What number of lines contain the word "screenshot"? Reply with the number and nothing else.

==================================================

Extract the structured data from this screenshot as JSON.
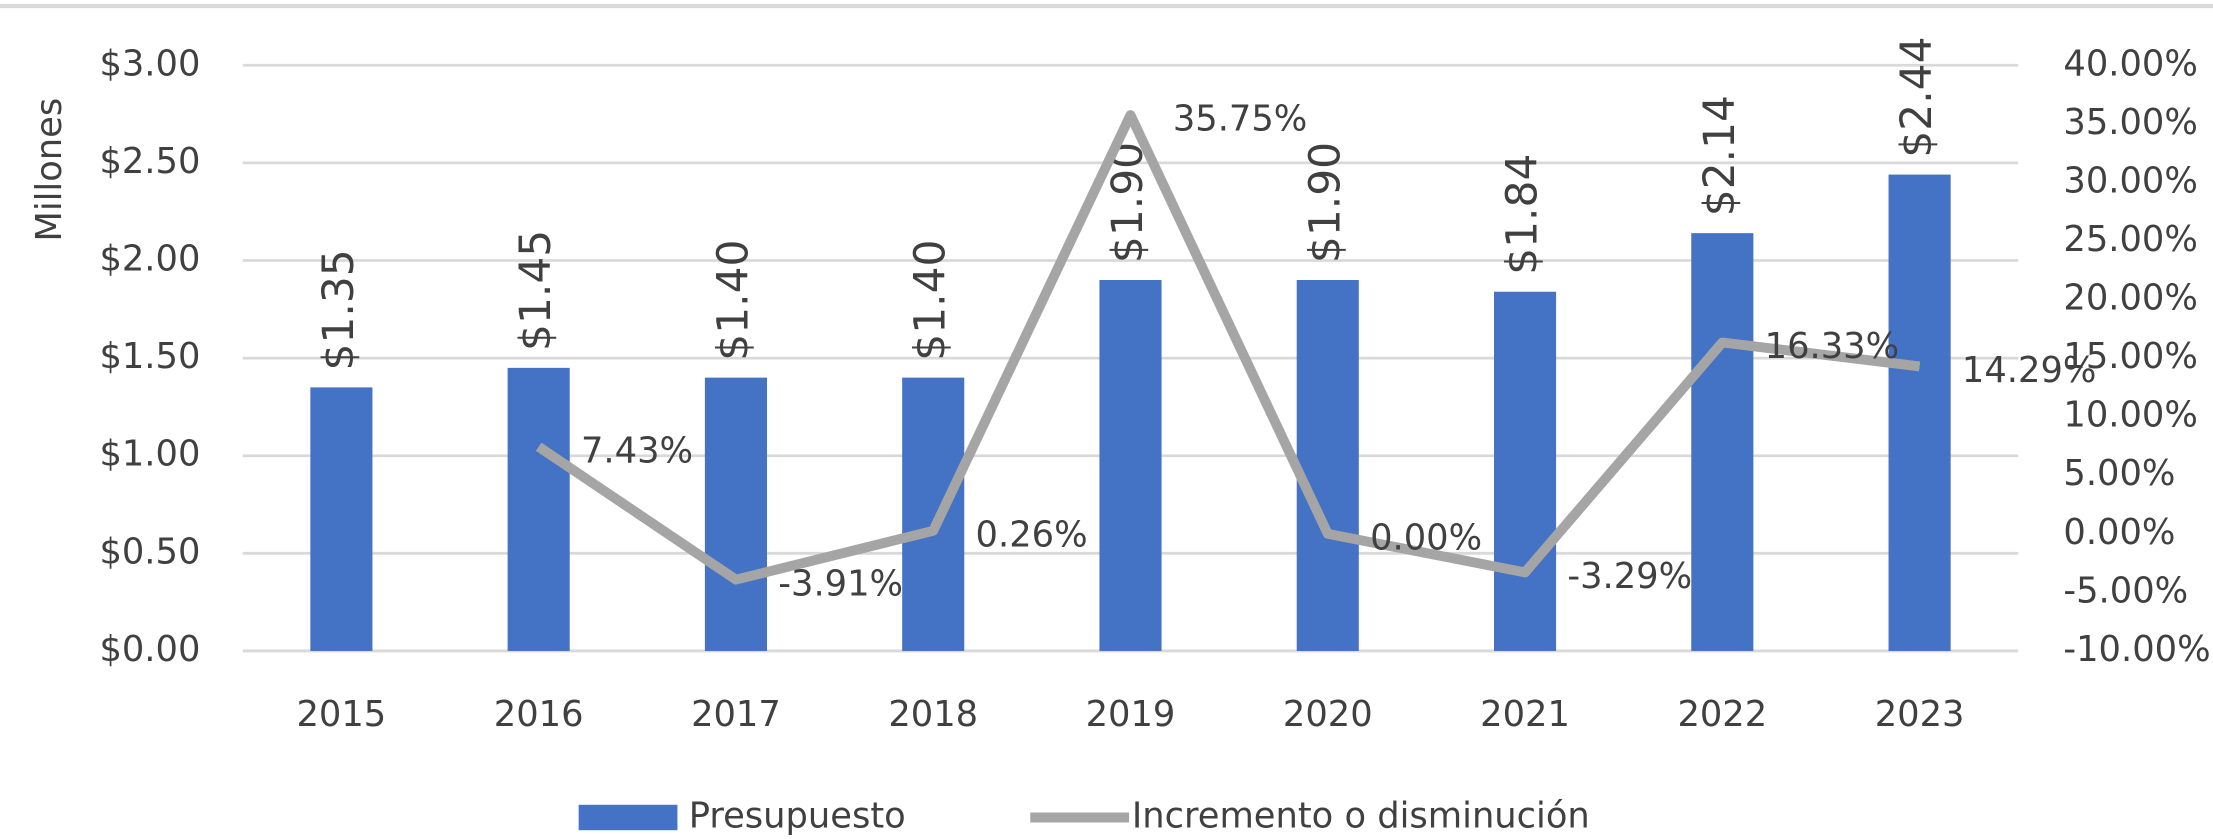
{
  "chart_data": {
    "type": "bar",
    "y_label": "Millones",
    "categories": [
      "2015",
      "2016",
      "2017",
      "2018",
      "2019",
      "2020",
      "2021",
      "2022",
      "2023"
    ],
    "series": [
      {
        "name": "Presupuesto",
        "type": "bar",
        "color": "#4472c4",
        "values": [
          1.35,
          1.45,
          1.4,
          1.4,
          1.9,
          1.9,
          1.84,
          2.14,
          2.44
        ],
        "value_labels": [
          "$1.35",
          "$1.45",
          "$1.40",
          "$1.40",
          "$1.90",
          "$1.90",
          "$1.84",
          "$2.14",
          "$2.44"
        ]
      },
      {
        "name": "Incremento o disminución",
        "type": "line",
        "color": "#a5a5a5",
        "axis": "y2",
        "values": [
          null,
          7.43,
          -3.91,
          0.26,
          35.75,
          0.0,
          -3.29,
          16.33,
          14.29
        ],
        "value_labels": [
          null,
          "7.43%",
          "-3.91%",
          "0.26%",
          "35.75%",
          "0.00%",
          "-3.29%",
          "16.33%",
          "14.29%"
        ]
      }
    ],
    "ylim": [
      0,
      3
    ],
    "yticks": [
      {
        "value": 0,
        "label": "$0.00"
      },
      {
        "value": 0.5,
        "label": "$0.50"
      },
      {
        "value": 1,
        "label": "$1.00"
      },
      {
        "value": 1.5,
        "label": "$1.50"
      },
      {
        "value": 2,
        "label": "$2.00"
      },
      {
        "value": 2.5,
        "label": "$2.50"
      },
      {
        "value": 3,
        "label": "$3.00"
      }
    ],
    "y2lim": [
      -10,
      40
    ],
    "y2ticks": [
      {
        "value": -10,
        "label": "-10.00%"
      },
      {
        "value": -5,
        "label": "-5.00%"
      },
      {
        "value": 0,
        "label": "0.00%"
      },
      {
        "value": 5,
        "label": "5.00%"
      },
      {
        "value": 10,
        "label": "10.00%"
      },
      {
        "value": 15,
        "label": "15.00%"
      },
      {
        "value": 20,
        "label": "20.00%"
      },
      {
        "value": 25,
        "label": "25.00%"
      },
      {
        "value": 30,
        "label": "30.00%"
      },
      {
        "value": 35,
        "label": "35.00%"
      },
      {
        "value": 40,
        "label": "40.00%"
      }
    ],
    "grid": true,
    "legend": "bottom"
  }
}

==================================================

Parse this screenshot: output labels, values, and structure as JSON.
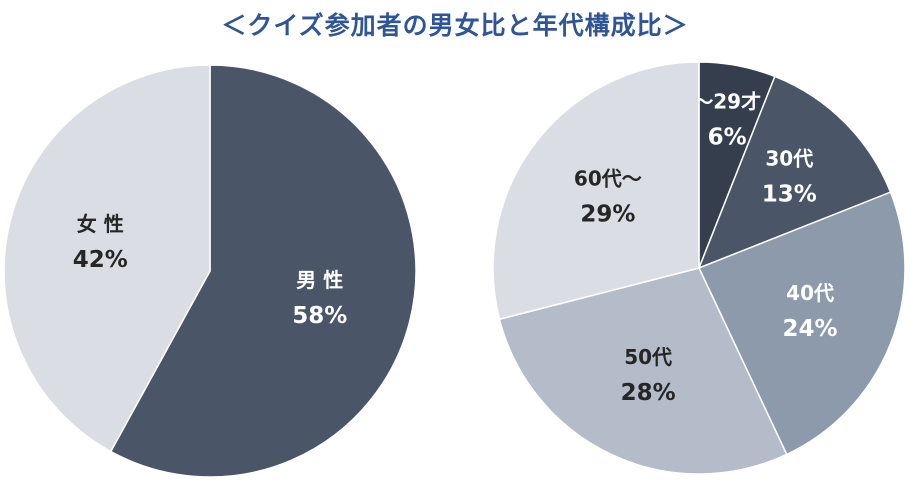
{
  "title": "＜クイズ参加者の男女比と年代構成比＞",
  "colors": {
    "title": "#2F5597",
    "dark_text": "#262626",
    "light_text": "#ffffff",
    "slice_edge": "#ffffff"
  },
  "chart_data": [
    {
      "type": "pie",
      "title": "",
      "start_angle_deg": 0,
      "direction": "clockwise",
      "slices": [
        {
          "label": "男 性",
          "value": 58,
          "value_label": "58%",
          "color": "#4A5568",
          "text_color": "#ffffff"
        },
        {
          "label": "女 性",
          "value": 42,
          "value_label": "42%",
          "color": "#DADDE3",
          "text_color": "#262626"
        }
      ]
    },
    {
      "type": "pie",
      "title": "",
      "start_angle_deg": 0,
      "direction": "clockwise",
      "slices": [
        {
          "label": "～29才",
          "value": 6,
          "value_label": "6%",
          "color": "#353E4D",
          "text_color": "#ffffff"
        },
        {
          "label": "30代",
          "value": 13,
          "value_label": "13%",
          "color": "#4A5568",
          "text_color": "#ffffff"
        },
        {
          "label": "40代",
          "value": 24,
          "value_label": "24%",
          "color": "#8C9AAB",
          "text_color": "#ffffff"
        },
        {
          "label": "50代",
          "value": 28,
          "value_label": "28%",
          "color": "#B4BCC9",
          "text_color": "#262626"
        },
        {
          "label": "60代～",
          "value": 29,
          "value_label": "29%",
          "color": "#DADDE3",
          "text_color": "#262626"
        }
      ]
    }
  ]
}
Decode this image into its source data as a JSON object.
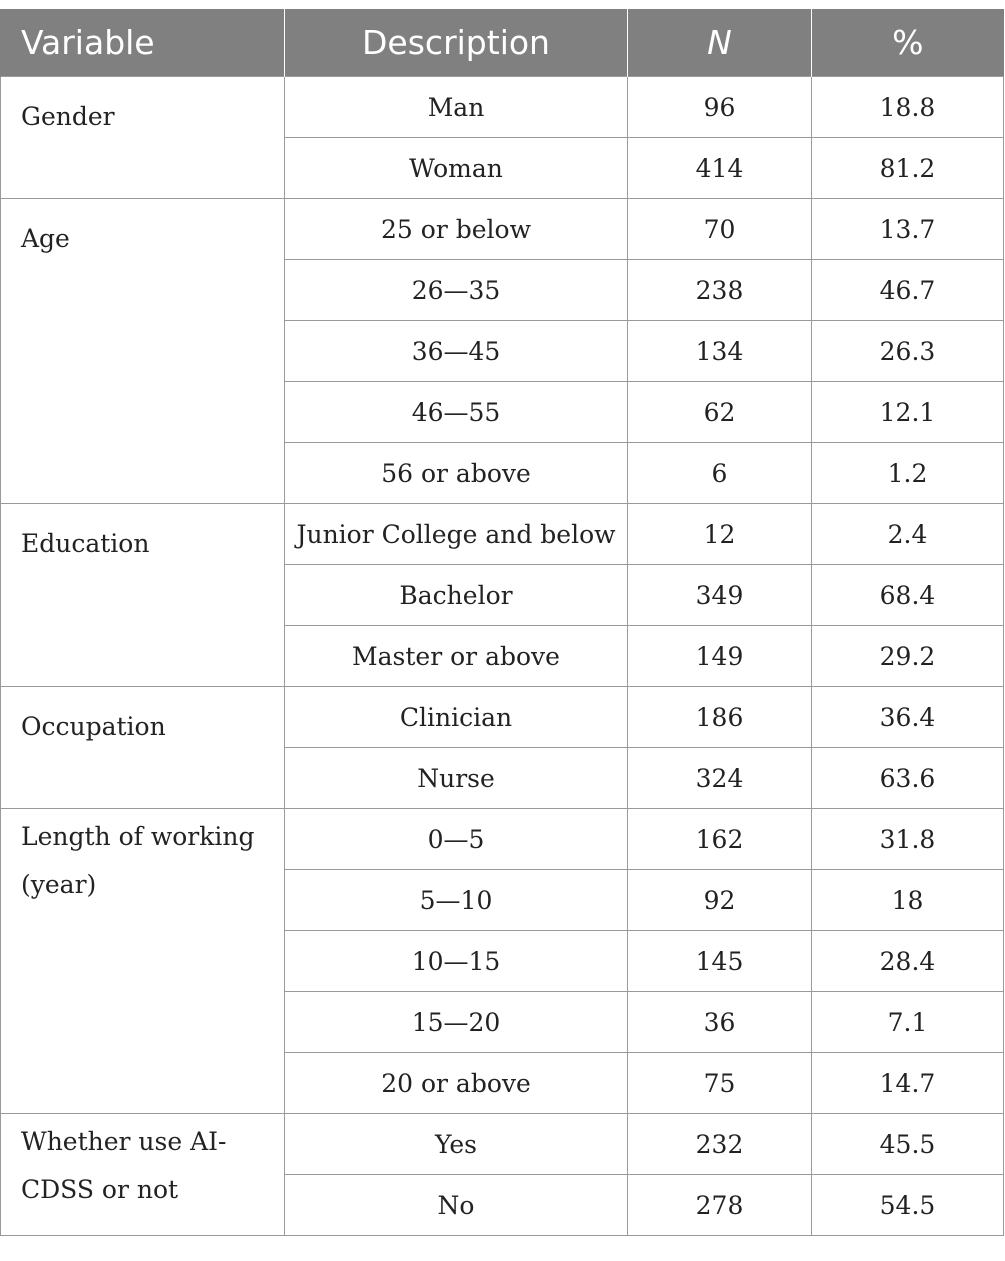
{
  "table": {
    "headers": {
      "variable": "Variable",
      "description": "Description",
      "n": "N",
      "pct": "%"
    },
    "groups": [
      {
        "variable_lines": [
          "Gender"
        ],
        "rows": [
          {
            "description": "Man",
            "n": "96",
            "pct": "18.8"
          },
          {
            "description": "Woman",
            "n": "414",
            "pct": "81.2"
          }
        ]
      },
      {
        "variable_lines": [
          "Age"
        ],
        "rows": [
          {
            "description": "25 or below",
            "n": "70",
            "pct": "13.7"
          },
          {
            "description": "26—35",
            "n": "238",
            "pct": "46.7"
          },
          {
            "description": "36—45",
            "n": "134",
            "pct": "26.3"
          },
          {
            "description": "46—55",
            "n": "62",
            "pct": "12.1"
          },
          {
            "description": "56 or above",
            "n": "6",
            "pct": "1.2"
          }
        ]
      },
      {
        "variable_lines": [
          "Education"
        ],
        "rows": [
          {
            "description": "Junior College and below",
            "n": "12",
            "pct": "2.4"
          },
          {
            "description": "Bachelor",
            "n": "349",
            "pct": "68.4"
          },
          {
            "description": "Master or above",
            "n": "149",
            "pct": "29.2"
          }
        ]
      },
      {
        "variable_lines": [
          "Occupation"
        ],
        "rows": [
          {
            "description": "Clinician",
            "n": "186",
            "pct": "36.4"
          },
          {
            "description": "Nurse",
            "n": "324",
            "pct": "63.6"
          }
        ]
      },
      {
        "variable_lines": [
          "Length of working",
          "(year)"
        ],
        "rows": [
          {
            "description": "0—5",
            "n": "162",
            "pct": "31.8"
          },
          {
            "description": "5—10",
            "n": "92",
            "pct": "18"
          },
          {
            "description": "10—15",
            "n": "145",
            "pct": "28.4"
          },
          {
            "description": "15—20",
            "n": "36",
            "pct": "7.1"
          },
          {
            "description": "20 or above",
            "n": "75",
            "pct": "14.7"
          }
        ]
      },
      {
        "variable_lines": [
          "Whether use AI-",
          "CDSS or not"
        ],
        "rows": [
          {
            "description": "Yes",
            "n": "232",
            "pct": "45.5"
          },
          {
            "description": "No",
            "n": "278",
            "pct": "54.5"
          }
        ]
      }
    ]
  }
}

==================================================

- _SOLUTION_
2